• Given task
Reproduce all the lines exactly as they stand, apart from the pictures.

• Data supplied

================

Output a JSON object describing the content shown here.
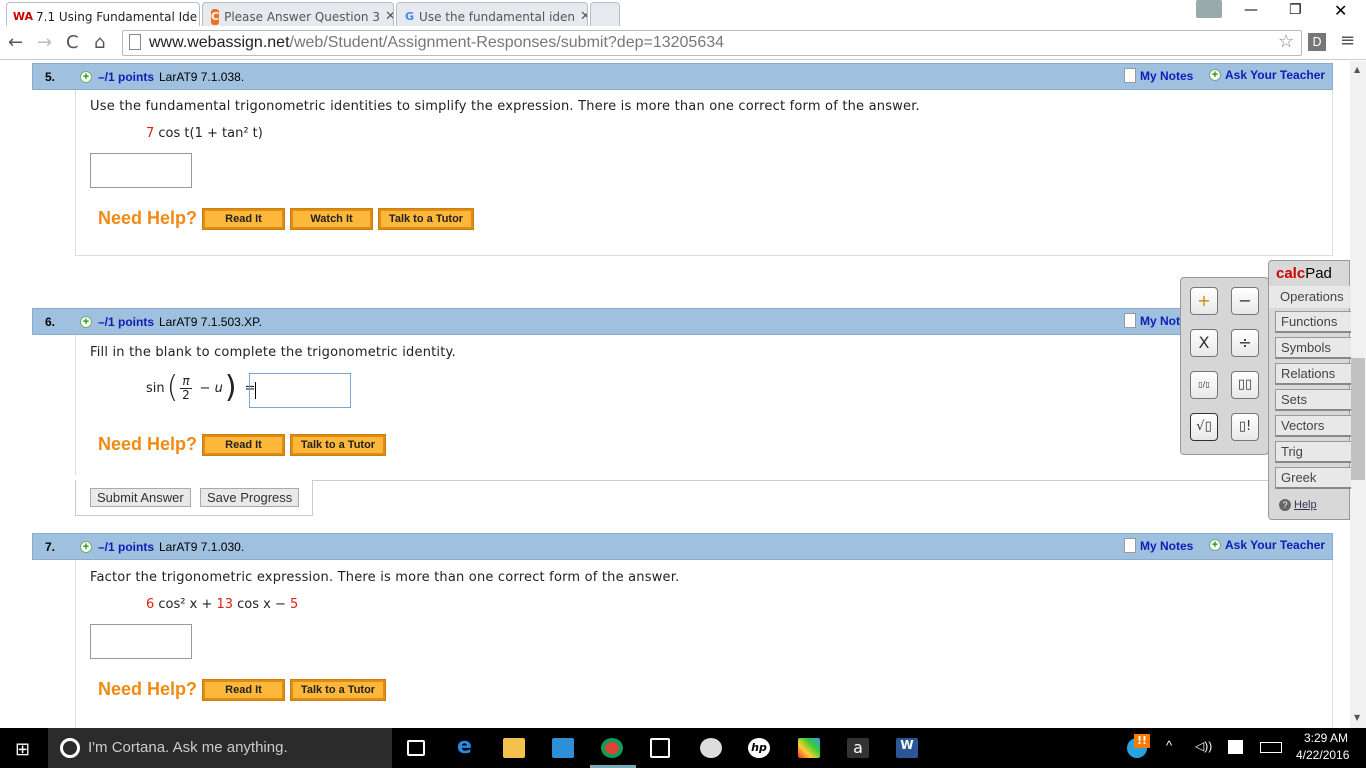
{
  "browser": {
    "tabs": [
      {
        "title": "7.1 Using Fundamental Ide",
        "icon": "webassign-icon",
        "active": true
      },
      {
        "title": "Please Answer Question 3",
        "icon": "chegg-icon",
        "active": false
      },
      {
        "title": "Use the fundamental iden",
        "icon": "google-icon",
        "active": false
      }
    ],
    "url_domain": "www.webassign.net",
    "url_path": "/web/Student/Assignment-Responses/submit?dep=13205634",
    "ext_label": "D"
  },
  "questions": [
    {
      "num": "5.",
      "points": "–/1 points",
      "code": "LarAT9 7.1.038.",
      "my_notes": "My Notes",
      "ask_teacher": "Ask Your Teacher",
      "prompt": "Use the fundamental trigonometric identities to simplify the expression. There is more than one correct form of the answer.",
      "expr": {
        "coef": "7",
        "rest": " cos t(1 + tan² t)"
      },
      "answer": "",
      "help": [
        "Read It",
        "Watch It",
        "Talk to a Tutor"
      ]
    },
    {
      "num": "6.",
      "points": "–/1 points",
      "code": "LarAT9 7.1.503.XP.",
      "my_notes": "My Notes",
      "prompt": "Fill in the blank to complete the trigonometric identity.",
      "expr": {
        "fn": "sin",
        "num": "π",
        "den": "2",
        "minus": "− u",
        "eq": "="
      },
      "answer": "",
      "help": [
        "Read It",
        "Talk to a Tutor"
      ]
    },
    {
      "num": "7.",
      "points": "–/1 points",
      "code": "LarAT9 7.1.030.",
      "my_notes": "My Notes",
      "ask_teacher": "Ask Your Teacher",
      "prompt": "Factor the trigonometric expression. There is more than one correct form of the answer.",
      "expr": {
        "c1": "6",
        "p1": " cos² x + ",
        "c2": "13",
        "p2": " cos x − ",
        "c3": "5"
      },
      "answer": "",
      "help": [
        "Read It",
        "Talk to a Tutor"
      ]
    }
  ],
  "need_help": "Need Help?",
  "submit_label": "Submit Answer",
  "save_label": "Save Progress",
  "calcpad": {
    "title_a": "calc",
    "title_b": "Pad",
    "active": "Operations",
    "menu": [
      "Functions",
      "Symbols",
      "Relations",
      "Sets",
      "Vectors",
      "Trig",
      "Greek"
    ],
    "help": "Help",
    "keys": [
      "+",
      "−",
      "X",
      "÷",
      "▯/▯",
      "▯▯",
      "√▯",
      "▯!"
    ]
  },
  "taskbar": {
    "cortana": "I'm Cortana. Ask me anything.",
    "time": "3:29 AM",
    "date": "4/22/2016"
  },
  "colors": {
    "header": "#9fc0de",
    "points": "#0a1fb5",
    "help_orange": "#f08a12",
    "button_orange": "#fdb83b",
    "red_number": "#d21111"
  }
}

================

• Answer for the task
Output a JSON object describing the content shown here.
{
  "browser": {
    "tabs": [
      {
        "title": "7.1 Using Fundamental Ide",
        "icon": "webassign-icon",
        "active": true
      },
      {
        "title": "Please Answer Question 3",
        "icon": "chegg-icon",
        "active": false
      },
      {
        "title": "Use the fundamental iden",
        "icon": "google-icon",
        "active": false
      }
    ],
    "url_domain": "www.webassign.net",
    "url_path": "/web/Student/Assignment-Responses/submit?dep=13205634",
    "ext_label": "D"
  },
  "questions": [
    {
      "num": "5.",
      "points": "–/1 points",
      "code": "LarAT9 7.1.038.",
      "my_notes": "My Notes",
      "ask_teacher": "Ask Your Teacher",
      "prompt": "Use the fundamental trigonometric identities to simplify the expression. There is more than one correct form of the answer.",
      "expr": {
        "coef": "7",
        "rest": " cos t(1 + tan² t)"
      },
      "answer": "",
      "help": [
        "Read It",
        "Watch It",
        "Talk to a Tutor"
      ]
    },
    {
      "num": "6.",
      "points": "–/1 points",
      "code": "LarAT9 7.1.503.XP.",
      "my_notes": "My Notes",
      "prompt": "Fill in the blank to complete the trigonometric identity.",
      "expr": {
        "fn": "sin",
        "num": "π",
        "den": "2",
        "minus": "− u",
        "eq": "="
      },
      "answer": "",
      "help": [
        "Read It",
        "Talk to a Tutor"
      ]
    },
    {
      "num": "7.",
      "points": "–/1 points",
      "code": "LarAT9 7.1.030.",
      "my_notes": "My Notes",
      "ask_teacher": "Ask Your Teacher",
      "prompt": "Factor the trigonometric expression. There is more than one correct form of the answer.",
      "expr": {
        "c1": "6",
        "p1": " cos² x + ",
        "c2": "13",
        "p2": " cos x − ",
        "c3": "5"
      },
      "answer": "",
      "help": [
        "Read It",
        "Talk to a Tutor"
      ]
    }
  ],
  "need_help": "Need Help?",
  "submit_label": "Submit Answer",
  "save_label": "Save Progress",
  "calcpad": {
    "title_a": "calc",
    "title_b": "Pad",
    "active": "Operations",
    "menu": [
      "Functions",
      "Symbols",
      "Relations",
      "Sets",
      "Vectors",
      "Trig",
      "Greek"
    ],
    "help": "Help",
    "keys": [
      "+",
      "−",
      "X",
      "÷",
      "▯/▯",
      "▯▯",
      "√▯",
      "▯!"
    ]
  },
  "taskbar": {
    "cortana": "I'm Cortana. Ask me anything.",
    "time": "3:29 AM",
    "date": "4/22/2016"
  },
  "colors": {
    "header": "#9fc0de",
    "points": "#0a1fb5",
    "help_orange": "#f08a12",
    "button_orange": "#fdb83b",
    "red_number": "#d21111"
  }
}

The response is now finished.